__Problem__
Tell how many lines in the data below hold the string "Ajuntament"; give nothing but the number.

# start of Records for the exercise

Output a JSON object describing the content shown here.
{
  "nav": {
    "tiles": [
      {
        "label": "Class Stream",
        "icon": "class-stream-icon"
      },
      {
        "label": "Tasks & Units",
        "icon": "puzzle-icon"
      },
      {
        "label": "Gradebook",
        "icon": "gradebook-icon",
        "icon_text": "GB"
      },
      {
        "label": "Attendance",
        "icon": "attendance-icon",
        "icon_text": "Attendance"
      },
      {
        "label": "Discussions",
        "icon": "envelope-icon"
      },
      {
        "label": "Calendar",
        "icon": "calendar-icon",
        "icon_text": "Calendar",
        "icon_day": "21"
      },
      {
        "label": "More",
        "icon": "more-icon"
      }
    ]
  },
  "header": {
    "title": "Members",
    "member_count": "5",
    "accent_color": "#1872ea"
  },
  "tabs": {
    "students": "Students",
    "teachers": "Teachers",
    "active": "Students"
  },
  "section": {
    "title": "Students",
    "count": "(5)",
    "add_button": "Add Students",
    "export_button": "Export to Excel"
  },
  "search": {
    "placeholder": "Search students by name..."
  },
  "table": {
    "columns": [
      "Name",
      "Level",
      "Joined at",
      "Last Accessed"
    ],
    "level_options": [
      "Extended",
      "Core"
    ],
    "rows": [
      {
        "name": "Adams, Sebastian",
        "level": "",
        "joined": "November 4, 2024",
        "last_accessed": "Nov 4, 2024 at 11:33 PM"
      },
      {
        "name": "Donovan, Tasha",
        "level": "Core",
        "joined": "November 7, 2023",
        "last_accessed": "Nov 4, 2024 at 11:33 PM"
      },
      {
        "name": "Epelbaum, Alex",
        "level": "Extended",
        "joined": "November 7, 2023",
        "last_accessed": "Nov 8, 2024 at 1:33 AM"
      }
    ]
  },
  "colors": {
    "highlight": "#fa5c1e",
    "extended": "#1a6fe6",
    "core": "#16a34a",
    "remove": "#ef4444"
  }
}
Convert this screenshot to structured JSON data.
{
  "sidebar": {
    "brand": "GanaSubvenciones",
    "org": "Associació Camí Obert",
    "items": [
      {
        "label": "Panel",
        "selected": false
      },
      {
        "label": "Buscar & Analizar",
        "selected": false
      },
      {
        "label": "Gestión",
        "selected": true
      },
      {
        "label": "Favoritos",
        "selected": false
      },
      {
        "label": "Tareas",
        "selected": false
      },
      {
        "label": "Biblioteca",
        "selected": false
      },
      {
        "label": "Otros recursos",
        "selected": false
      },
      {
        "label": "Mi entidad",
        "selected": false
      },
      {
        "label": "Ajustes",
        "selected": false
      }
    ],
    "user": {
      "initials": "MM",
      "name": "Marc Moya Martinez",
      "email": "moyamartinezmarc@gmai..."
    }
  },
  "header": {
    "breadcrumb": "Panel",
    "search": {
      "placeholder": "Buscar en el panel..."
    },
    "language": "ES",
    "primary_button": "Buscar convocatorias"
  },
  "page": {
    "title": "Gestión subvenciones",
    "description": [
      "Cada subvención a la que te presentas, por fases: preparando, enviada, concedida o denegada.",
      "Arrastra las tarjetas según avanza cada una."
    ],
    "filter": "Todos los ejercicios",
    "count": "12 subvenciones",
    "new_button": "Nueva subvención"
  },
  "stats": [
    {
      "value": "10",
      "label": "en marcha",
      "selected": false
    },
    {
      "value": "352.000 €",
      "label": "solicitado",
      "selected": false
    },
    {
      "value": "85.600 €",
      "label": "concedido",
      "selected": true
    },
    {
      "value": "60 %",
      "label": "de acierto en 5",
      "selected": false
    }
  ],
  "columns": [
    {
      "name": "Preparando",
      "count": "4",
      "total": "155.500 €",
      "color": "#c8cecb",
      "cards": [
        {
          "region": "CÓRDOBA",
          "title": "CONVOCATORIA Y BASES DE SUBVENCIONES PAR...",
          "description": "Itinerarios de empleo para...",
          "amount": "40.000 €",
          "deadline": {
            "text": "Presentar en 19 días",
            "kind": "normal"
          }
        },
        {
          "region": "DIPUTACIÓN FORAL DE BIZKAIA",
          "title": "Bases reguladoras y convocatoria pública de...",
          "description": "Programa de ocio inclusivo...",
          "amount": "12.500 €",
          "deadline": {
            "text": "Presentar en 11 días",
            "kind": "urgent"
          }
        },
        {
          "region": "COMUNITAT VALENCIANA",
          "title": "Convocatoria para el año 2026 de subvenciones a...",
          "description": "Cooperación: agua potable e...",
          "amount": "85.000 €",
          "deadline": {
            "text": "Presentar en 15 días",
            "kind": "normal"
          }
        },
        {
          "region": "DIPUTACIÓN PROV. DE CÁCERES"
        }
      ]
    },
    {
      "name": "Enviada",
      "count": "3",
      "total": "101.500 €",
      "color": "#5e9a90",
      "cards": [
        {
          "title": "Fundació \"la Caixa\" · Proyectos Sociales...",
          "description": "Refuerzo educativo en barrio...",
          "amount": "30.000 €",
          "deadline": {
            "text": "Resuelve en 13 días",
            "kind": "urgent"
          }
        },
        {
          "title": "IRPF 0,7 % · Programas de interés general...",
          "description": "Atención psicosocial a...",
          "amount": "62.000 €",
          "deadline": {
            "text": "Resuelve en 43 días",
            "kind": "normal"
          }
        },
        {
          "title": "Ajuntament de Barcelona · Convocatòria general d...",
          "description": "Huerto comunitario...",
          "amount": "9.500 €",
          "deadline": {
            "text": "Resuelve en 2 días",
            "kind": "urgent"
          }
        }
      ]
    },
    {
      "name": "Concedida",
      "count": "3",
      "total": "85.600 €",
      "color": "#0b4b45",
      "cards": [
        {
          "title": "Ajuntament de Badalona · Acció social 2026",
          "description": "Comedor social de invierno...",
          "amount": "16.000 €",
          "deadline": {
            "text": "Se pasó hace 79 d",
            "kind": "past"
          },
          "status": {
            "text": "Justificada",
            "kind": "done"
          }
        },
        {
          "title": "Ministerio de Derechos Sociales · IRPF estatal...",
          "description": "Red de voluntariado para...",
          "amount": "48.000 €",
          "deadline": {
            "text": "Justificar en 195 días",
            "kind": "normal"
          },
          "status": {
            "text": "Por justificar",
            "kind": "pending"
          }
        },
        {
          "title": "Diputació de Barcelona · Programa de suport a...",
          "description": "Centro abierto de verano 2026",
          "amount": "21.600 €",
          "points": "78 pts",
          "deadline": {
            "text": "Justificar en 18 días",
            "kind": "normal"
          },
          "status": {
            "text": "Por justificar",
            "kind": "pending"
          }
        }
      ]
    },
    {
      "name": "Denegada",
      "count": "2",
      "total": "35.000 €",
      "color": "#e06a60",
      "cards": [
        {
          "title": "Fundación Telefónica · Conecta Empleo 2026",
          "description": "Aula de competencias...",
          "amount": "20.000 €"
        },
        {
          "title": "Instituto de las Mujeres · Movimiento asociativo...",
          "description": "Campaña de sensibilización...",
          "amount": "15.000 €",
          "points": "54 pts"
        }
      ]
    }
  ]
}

# end of Records for the exercise

__Solution__
2